What needs to be done ->
Search the material for the string "title", then return every line where it is found.

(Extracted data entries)
☆ ☆ ☆
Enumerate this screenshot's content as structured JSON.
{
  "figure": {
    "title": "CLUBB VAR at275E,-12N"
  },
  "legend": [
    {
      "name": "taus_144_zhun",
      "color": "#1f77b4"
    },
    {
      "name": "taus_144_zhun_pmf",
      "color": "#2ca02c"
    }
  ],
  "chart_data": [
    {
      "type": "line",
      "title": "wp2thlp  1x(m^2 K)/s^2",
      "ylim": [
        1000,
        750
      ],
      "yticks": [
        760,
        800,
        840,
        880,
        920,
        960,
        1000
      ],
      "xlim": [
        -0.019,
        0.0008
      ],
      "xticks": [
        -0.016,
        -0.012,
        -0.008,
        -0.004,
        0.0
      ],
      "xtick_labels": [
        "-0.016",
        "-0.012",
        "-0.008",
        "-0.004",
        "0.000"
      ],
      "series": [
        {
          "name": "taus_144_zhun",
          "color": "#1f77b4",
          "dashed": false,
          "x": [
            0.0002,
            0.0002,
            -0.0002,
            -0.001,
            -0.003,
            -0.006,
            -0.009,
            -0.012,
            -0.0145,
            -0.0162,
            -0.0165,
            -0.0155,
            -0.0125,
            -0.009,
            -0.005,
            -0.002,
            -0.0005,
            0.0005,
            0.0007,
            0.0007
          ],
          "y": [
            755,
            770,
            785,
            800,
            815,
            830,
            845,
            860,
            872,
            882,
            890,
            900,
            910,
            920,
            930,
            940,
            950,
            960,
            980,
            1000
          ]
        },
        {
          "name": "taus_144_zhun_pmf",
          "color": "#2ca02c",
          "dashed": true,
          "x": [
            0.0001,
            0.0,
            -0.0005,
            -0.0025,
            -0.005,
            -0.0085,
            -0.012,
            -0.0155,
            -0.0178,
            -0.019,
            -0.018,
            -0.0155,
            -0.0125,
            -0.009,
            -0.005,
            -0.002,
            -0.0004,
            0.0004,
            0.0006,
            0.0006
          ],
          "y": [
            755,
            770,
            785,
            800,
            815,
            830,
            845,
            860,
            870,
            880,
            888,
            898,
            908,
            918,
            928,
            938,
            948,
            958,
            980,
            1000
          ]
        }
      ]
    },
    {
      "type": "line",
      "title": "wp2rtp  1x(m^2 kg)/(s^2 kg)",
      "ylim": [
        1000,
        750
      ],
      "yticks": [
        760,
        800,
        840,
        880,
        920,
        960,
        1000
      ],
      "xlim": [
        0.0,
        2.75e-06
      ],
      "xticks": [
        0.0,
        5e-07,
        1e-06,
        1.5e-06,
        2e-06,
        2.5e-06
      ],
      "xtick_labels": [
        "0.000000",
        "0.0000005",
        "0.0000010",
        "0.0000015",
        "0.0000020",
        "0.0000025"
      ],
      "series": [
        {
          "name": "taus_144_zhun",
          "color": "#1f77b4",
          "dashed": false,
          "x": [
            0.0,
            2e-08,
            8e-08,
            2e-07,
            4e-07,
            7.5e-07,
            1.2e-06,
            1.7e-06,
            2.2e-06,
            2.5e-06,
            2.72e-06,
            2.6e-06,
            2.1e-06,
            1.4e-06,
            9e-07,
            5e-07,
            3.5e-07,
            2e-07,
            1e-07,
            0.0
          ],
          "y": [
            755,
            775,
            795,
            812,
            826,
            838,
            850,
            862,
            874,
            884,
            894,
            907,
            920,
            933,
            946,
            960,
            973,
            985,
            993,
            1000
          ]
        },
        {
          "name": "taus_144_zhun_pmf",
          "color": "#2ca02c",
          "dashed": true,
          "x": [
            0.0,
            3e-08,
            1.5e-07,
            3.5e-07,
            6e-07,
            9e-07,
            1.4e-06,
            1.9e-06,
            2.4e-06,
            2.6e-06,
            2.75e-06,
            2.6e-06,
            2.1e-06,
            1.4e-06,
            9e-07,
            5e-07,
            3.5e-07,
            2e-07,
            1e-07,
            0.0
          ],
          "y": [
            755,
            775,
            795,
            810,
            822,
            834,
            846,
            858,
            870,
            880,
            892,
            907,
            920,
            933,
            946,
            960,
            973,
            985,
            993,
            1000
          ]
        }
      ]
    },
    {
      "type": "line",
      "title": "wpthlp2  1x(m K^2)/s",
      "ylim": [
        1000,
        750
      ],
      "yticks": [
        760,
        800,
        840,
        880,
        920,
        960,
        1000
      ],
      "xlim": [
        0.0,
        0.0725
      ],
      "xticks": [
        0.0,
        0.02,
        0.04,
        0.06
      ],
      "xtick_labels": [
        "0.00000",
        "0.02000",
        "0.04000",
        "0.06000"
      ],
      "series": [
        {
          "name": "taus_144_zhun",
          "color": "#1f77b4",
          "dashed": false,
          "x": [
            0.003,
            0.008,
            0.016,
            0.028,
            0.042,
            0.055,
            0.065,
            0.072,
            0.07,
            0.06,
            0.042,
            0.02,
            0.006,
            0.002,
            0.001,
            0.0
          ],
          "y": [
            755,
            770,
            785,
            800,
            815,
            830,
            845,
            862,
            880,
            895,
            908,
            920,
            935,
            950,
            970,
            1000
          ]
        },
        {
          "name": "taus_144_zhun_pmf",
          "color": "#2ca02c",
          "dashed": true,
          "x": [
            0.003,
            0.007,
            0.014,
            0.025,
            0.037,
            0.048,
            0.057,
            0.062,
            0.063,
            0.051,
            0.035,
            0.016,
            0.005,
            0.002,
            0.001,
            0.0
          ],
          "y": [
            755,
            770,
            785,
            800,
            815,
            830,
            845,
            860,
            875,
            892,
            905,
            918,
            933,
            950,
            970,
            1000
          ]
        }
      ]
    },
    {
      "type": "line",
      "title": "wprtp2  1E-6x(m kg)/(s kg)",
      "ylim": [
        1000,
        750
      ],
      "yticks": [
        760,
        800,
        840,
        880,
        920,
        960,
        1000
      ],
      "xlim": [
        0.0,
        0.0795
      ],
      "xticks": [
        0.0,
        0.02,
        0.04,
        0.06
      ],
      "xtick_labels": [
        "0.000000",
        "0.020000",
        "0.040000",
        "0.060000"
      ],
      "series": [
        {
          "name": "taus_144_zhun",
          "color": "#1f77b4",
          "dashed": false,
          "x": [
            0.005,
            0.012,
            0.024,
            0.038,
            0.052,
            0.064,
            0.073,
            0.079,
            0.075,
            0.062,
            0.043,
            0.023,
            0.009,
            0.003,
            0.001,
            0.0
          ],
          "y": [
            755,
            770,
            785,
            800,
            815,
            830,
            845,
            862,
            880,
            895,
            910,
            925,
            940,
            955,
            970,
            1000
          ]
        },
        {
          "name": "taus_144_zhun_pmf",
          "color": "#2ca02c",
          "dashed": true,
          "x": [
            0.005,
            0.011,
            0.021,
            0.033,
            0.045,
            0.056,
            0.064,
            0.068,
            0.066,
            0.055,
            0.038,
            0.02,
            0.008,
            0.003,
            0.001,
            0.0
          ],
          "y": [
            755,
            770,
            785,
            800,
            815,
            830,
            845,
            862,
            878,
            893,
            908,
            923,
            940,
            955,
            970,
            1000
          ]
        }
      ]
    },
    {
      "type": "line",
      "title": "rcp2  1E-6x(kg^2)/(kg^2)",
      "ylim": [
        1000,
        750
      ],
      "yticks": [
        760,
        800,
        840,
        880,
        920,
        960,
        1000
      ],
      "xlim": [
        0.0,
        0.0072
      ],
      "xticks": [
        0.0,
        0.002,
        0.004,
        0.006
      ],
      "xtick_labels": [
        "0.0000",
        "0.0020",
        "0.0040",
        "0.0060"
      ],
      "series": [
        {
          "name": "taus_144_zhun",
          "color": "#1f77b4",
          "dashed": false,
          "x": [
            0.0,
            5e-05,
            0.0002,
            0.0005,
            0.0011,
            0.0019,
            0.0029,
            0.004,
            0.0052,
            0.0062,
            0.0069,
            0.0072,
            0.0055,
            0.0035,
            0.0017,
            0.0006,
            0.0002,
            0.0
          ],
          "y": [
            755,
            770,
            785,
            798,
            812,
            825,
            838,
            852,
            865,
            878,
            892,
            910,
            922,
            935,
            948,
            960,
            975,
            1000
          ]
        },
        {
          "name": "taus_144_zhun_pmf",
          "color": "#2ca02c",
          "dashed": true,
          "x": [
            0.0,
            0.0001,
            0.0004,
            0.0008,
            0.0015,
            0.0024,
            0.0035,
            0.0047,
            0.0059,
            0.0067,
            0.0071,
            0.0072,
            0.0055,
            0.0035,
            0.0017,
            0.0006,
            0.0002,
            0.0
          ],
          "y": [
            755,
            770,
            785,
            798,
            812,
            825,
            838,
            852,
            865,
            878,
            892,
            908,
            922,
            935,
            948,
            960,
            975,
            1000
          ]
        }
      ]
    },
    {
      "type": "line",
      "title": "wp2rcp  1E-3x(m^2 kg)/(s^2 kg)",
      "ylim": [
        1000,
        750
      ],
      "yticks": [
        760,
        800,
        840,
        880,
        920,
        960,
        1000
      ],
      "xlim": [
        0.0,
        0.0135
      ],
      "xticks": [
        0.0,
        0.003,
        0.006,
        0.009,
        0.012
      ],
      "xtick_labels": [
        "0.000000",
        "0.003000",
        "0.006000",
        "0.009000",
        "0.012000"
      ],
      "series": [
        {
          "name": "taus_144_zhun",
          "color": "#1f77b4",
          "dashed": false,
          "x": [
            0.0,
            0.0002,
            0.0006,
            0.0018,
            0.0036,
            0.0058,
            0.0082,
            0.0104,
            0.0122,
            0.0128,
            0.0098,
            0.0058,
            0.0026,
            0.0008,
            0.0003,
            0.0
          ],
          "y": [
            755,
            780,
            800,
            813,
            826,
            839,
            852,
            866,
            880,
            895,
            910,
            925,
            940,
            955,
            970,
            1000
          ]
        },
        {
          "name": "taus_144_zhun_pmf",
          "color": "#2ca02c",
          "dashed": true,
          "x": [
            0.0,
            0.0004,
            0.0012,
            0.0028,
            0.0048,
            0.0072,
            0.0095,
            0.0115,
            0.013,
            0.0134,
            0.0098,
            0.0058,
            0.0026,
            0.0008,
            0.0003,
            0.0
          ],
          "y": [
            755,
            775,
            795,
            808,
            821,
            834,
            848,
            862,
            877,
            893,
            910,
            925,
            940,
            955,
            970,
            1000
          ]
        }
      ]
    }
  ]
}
☆ ☆ ☆
Task solution ->
    "title": "CLUBB VAR at275E,-12N"
      "title": "wp2thlp  1x(m^2 K)/s^2",
      "title": "wp2rtp  1x(m^2 kg)/(s^2 kg)",
      "title": "wpthlp2  1x(m K^2)/s",
      "title": "wprtp2  1E-6x(m kg)/(s kg)",
      "title": "rcp2  1E-6x(kg^2)/(kg^2)",
      "title": "wp2rcp  1E-3x(m^2 kg)/(s^2 kg)",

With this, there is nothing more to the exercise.